§ What to do
Return all lines that include the string "Capital".
-------- Raw data --------
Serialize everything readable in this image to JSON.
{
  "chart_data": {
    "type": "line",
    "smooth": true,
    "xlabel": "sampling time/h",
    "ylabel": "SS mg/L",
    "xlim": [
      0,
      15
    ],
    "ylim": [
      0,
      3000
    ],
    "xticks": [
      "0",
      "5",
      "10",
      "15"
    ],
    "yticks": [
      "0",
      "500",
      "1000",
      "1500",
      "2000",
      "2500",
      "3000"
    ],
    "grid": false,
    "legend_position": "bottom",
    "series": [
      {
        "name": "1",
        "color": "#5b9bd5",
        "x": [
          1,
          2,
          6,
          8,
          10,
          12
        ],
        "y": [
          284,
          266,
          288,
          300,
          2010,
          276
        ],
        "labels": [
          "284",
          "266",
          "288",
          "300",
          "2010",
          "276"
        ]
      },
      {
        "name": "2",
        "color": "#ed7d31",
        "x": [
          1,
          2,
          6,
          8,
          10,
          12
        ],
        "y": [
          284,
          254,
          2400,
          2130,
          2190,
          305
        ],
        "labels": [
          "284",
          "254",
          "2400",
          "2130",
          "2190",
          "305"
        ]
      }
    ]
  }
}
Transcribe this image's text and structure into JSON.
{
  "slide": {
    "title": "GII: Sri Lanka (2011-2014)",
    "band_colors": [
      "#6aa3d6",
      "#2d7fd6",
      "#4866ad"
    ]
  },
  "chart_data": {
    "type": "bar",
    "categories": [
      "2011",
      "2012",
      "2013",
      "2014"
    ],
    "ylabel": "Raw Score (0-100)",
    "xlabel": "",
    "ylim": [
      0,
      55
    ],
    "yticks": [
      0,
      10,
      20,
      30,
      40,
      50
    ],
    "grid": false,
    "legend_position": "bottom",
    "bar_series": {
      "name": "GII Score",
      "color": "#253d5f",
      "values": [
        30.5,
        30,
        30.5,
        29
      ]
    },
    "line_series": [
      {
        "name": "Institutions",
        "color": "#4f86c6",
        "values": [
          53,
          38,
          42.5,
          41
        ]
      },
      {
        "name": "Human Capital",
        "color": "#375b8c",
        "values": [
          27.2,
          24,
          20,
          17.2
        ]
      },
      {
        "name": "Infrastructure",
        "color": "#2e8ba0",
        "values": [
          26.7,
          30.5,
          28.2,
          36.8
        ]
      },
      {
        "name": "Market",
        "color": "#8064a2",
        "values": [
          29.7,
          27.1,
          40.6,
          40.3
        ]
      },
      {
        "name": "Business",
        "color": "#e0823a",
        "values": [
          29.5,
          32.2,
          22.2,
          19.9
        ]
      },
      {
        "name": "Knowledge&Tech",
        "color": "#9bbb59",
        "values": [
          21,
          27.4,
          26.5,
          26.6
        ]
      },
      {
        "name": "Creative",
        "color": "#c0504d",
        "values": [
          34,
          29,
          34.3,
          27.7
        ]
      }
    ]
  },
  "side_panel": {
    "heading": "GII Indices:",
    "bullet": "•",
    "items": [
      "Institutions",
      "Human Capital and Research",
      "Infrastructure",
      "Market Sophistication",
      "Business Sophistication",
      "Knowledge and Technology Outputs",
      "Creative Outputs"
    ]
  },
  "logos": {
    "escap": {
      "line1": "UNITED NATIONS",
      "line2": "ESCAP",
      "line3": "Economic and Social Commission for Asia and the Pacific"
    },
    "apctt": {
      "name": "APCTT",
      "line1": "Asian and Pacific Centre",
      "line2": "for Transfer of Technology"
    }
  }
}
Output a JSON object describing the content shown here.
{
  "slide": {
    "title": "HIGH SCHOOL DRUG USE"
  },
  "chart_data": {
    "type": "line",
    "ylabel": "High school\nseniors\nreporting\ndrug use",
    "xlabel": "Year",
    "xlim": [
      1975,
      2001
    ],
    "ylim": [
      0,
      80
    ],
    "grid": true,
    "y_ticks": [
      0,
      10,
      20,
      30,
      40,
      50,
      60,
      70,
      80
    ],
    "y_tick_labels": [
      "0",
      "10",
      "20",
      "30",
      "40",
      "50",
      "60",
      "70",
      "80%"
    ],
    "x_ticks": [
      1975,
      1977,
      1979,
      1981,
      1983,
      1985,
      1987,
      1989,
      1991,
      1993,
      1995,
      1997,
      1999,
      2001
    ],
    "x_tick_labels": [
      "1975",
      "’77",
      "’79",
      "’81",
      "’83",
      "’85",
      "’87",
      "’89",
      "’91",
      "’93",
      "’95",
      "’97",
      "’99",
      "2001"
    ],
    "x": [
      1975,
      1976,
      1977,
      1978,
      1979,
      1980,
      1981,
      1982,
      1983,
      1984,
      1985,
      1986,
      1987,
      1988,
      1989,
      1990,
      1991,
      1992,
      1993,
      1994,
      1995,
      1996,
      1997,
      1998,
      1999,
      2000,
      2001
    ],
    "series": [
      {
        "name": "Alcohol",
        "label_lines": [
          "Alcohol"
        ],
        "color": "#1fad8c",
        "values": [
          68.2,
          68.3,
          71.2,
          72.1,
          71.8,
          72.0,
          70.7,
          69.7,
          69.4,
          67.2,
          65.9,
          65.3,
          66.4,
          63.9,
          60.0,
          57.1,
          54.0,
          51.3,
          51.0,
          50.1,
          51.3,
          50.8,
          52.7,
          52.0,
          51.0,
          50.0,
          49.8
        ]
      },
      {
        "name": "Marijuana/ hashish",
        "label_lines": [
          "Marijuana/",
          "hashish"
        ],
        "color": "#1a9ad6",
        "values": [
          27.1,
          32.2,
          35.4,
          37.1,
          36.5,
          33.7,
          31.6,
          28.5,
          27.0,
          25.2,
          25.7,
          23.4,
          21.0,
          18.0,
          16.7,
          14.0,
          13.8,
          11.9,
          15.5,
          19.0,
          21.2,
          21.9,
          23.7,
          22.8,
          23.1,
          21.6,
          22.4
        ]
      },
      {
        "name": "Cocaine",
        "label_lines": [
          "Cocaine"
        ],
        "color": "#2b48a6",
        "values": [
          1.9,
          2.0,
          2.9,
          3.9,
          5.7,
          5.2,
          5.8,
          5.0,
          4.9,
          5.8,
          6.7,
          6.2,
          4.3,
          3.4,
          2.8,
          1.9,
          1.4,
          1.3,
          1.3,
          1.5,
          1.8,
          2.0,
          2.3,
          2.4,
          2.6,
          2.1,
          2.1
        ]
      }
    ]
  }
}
--------
§ The result
        "name": "Human Capital",
      "Human Capital and Research",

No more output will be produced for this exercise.